Retype the records below exactly as they appear.
**** Supplied entries
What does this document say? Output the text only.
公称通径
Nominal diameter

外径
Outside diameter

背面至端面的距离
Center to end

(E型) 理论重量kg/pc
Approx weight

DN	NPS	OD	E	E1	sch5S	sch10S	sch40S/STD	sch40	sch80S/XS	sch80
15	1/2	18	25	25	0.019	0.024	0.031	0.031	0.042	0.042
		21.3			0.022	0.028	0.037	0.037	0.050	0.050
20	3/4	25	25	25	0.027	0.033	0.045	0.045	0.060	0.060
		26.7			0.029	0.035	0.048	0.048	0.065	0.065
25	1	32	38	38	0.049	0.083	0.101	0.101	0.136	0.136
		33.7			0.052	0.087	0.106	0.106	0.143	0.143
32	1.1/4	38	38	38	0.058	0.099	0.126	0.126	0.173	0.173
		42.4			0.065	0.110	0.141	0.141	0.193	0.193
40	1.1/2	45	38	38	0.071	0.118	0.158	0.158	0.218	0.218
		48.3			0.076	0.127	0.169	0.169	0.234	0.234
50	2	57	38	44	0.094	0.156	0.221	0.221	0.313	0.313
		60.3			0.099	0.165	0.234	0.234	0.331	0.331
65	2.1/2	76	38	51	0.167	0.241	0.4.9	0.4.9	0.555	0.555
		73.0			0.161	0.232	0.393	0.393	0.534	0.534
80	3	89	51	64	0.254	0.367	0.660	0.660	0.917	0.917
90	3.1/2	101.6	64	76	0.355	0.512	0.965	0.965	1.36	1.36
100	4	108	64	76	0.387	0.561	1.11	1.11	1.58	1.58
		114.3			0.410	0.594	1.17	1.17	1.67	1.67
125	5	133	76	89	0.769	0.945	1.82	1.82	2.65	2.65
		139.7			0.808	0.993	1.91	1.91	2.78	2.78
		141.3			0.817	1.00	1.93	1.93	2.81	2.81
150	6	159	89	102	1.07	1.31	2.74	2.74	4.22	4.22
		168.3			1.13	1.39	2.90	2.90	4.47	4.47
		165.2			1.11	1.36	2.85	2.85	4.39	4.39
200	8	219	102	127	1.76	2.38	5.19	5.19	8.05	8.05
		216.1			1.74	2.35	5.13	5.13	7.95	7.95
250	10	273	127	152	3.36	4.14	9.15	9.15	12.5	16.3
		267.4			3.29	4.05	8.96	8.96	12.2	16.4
********
- Correct result -
What does this document say? Output the text only.
公称通径
Nominal diameter

外径
Outside diameter

背面至端面的距离
Center to end

(E型) 理论重量kg/pc
Approx weight

DN	NPS	OD	E	E1	sch5S	sch10S	sch40S/STD	sch40	sch80S/XS	sch80
15	1/2	18	25	25	0.019	0.024	0.031	0.031	0.042	0.042
		21.3			0.022	0.028	0.037	0.037	0.050	0.050
20	3/4	25	25	25	0.027	0.033	0.045	0.045	0.060	0.060
		26.7			0.029	0.035	0.048	0.048	0.065	0.065
25	1	32	38	38	0.049	0.083	0.101	0.101	0.136	0.136
		33.7			0.052	0.087	0.106	0.106	0.143	0.143
32	1.1/4	38	38	38	0.058	0.099	0.126	0.126	0.173	0.173
		42.4			0.065	0.110	0.141	0.141	0.193	0.193
40	1.1/2	45	38	38	0.071	0.118	0.158	0.158	0.218	0.218
		48.3			0.076	0.127	0.169	0.169	0.234	0.234
50	2	57	38	44	0.094	0.156	0.221	0.221	0.313	0.313
		60.3			0.099	0.165	0.234	0.234	0.331	0.331
65	2.1/2	76	38	51	0.167	0.241	0.4.9	0.4.9	0.555	0.555
		73.0			0.161	0.232	0.393	0.393	0.534	0.534
80	3	89	51	64	0.254	0.367	0.660	0.660	0.917	0.917
90	3.1/2	101.6	64	76	0.355	0.512	0.965	0.965	1.36	1.36
100	4	108	64	76	0.387	0.561	1.11	1.11	1.58	1.58
		114.3			0.410	0.594	1.17	1.17	1.67	1.67
125	5	133	76	89	0.769	0.945	1.82	1.82	2.65	2.65
		139.7			0.808	0.993	1.91	1.91	2.78	2.78
		141.3			0.817	1.00	1.93	1.93	2.81	2.81
150	6	159	89	102	1.07	1.31	2.74	2.74	4.22	4.22
		168.3			1.13	1.39	2.90	2.90	4.47	4.47
		165.2			1.11	1.36	2.85	2.85	4.39	4.39
200	8	219	102	127	1.76	2.38	5.19	5.19	8.05	8.05
		216.1			1.74	2.35	5.13	5.13	7.95	7.95
250	10	273	127	152	3.36	4.14	9.15	9.15	12.5	16.3
		267.4			3.29	4.05	8.96	8.96	12.2	16.4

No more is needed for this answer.